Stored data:
━━━━━━━━━━━━━━━━━━━━
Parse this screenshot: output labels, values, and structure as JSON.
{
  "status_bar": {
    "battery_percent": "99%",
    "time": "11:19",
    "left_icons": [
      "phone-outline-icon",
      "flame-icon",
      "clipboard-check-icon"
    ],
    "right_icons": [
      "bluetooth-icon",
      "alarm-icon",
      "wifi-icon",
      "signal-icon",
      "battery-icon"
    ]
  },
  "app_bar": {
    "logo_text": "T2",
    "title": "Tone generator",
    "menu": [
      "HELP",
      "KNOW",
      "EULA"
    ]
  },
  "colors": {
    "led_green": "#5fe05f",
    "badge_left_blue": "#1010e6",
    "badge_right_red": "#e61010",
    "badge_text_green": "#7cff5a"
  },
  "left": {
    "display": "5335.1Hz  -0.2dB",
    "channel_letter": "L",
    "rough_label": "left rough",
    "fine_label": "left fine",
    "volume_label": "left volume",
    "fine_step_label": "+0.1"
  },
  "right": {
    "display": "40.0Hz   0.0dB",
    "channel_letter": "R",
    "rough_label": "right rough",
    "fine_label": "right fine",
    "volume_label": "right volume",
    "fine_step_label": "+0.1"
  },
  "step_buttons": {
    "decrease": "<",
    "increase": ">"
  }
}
━━━━━━━━━━━━━━━━━━━━
- **Exercise task**
Extract the complete listing verbatim.

- **Complete output**
Parse this screenshot: output labels, values, and structure as JSON.
{
  "status_bar": {
    "battery_percent": "99%",
    "time": "11:19",
    "left_icons": [
      "phone-outline-icon",
      "flame-icon",
      "clipboard-check-icon"
    ],
    "right_icons": [
      "bluetooth-icon",
      "alarm-icon",
      "wifi-icon",
      "signal-icon",
      "battery-icon"
    ]
  },
  "app_bar": {
    "logo_text": "T2",
    "title": "Tone generator",
    "menu": [
      "HELP",
      "KNOW",
      "EULA"
    ]
  },
  "colors": {
    "led_green": "#5fe05f",
    "badge_left_blue": "#1010e6",
    "badge_right_red": "#e61010",
    "badge_text_green": "#7cff5a"
  },
  "left": {
    "display": "5335.1Hz  -0.2dB",
    "channel_letter": "L",
    "rough_label": "left rough",
    "fine_label": "left fine",
    "volume_label": "left volume",
    "fine_step_label": "+0.1"
  },
  "right": {
    "display": "40.0Hz   0.0dB",
    "channel_letter": "R",
    "rough_label": "right rough",
    "fine_label": "right fine",
    "volume_label": "right volume",
    "fine_step_label": "+0.1"
  },
  "step_buttons": {
    "decrease": "<",
    "increase": ">"
  }
}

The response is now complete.